Information supplied:
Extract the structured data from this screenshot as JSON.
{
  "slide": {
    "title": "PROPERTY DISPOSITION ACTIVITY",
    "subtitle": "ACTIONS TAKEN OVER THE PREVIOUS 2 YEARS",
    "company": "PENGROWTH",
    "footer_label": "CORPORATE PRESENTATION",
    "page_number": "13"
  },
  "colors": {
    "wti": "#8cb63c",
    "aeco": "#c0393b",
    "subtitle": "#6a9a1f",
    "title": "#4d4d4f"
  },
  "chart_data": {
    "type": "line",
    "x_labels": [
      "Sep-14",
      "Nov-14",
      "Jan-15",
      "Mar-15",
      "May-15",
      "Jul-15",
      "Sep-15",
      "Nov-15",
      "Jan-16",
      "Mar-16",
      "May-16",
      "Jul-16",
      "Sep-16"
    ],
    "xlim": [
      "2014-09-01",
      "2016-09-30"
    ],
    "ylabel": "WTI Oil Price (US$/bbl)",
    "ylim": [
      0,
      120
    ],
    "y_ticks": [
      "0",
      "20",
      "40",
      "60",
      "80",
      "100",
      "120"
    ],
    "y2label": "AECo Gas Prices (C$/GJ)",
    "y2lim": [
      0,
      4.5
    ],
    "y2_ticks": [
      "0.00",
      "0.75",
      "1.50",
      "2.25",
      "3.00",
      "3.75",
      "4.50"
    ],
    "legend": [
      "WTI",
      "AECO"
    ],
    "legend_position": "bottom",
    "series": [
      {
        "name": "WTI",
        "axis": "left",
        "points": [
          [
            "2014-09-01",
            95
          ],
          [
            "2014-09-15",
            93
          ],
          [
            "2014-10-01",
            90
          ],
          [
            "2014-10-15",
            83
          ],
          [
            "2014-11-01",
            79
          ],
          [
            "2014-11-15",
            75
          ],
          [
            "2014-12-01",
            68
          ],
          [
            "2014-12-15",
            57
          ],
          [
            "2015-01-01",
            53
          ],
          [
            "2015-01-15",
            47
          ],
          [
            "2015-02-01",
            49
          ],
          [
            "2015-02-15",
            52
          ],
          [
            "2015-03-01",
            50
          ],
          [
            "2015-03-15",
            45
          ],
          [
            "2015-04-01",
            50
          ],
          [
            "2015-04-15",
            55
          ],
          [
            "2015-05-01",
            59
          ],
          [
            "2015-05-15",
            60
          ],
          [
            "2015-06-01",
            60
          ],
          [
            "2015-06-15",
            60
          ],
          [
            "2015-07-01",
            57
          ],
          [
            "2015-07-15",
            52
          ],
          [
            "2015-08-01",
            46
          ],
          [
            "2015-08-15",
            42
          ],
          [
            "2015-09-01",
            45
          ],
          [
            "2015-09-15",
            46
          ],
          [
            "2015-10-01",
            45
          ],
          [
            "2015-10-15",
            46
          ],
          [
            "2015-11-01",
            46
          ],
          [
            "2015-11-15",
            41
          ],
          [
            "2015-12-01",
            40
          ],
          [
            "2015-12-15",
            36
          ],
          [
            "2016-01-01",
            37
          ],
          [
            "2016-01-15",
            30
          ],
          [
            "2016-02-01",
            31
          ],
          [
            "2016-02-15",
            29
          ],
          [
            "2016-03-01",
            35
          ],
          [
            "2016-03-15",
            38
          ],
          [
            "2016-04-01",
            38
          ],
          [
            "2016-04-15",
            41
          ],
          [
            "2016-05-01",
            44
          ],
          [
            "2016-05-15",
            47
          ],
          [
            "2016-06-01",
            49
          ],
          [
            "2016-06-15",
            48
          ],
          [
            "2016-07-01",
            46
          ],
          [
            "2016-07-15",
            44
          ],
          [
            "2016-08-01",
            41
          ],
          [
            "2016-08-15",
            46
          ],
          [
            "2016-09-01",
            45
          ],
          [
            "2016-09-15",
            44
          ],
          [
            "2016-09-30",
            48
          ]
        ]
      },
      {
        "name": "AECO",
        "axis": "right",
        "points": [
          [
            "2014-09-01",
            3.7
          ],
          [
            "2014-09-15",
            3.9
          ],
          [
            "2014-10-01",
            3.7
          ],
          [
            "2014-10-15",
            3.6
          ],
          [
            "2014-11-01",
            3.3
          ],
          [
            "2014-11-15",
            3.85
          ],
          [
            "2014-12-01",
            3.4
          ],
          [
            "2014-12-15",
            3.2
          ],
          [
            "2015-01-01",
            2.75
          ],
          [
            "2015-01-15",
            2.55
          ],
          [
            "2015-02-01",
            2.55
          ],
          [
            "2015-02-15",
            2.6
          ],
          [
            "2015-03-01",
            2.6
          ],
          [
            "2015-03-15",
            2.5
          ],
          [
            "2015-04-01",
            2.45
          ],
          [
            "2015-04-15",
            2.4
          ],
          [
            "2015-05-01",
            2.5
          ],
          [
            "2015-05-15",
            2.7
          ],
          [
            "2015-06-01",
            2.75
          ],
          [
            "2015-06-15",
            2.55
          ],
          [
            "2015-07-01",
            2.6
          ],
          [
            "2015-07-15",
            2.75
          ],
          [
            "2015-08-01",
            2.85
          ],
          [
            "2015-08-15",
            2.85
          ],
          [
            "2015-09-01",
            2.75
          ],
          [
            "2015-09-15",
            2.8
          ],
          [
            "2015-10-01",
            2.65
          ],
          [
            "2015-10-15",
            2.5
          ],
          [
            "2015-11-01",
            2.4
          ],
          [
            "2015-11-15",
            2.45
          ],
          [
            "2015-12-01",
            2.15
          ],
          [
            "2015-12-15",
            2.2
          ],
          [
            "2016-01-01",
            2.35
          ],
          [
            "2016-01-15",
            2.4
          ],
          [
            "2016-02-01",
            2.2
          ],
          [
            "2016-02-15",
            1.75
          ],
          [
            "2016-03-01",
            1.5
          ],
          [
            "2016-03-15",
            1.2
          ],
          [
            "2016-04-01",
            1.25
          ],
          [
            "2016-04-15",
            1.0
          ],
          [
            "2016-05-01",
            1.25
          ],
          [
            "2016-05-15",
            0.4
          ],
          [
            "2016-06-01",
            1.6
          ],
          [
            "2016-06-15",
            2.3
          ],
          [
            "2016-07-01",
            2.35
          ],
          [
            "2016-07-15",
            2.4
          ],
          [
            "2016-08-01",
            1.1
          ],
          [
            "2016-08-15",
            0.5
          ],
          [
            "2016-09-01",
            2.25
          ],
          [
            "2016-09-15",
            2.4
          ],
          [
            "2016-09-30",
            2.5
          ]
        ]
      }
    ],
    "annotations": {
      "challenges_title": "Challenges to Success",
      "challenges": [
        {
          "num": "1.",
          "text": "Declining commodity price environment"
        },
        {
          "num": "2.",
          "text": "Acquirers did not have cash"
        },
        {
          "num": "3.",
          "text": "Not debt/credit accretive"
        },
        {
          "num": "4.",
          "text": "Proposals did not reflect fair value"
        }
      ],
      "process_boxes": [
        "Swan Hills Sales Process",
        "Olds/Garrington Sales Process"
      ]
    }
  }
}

...

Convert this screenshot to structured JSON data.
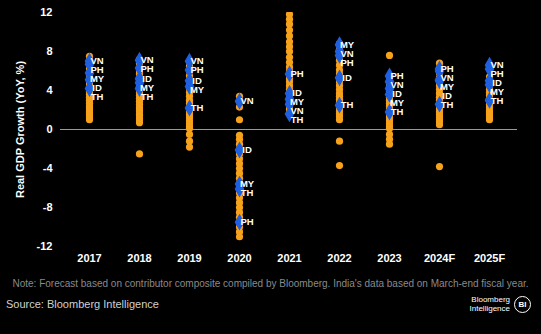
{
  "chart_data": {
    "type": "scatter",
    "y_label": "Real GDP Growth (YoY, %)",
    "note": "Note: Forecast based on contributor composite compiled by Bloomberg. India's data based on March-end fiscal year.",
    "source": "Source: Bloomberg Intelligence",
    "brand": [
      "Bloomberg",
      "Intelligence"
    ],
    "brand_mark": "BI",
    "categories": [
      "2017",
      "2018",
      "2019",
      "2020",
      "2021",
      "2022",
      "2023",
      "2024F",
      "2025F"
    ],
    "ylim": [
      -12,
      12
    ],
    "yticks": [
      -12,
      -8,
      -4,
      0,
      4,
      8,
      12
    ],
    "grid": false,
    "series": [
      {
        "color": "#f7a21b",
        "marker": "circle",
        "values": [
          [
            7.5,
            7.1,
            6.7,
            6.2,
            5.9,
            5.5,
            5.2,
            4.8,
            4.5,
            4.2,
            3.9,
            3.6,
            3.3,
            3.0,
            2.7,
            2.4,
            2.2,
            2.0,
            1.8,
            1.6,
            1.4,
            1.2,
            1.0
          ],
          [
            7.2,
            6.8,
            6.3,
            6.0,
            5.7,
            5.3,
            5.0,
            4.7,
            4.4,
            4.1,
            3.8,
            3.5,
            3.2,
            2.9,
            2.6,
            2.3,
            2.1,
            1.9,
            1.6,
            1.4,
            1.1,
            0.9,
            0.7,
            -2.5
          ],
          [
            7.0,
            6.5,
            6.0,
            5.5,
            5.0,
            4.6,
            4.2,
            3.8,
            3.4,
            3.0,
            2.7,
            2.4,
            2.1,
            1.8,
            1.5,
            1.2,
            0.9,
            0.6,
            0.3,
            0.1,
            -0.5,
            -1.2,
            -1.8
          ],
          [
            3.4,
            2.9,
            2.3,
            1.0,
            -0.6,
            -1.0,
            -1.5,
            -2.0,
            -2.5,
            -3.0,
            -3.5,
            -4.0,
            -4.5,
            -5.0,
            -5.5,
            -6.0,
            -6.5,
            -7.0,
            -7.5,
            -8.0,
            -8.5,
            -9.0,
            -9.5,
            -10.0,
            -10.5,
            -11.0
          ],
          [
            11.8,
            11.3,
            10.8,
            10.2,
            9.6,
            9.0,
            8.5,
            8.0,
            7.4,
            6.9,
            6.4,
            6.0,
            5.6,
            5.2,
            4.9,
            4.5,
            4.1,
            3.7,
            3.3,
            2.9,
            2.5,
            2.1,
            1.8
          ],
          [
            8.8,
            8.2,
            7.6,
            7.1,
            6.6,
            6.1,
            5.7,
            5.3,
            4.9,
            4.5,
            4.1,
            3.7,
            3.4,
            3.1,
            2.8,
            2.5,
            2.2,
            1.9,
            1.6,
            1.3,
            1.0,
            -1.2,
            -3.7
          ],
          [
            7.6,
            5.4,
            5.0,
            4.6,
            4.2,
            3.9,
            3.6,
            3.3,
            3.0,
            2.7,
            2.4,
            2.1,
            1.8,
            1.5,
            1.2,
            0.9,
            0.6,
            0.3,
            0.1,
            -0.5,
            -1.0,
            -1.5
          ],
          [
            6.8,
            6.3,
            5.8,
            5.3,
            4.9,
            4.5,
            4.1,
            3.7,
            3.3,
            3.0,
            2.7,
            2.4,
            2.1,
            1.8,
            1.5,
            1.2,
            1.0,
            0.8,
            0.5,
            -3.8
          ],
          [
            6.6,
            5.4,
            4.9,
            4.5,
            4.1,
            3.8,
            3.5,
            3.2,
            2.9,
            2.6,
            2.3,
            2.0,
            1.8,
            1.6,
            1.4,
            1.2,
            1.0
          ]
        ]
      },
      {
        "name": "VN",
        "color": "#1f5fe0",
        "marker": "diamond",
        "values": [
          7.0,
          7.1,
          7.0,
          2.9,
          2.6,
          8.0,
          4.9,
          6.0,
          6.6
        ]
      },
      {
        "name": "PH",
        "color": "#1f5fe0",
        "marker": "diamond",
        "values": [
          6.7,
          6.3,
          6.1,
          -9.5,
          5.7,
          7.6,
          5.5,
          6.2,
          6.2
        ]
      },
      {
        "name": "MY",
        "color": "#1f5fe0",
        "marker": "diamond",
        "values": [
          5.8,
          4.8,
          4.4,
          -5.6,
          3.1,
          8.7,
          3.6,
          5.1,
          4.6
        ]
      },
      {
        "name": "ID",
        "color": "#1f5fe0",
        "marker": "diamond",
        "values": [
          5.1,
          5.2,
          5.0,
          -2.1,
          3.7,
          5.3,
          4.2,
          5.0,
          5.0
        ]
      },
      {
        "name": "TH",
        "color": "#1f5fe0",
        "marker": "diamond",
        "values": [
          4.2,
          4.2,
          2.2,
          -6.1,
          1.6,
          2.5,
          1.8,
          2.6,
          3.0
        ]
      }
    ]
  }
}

Direction: Pick each line holding the word "Sales" out of the listing.

Task output:
        "Swan Hills Sales Process",
        "Olds/Garrington Sales Process"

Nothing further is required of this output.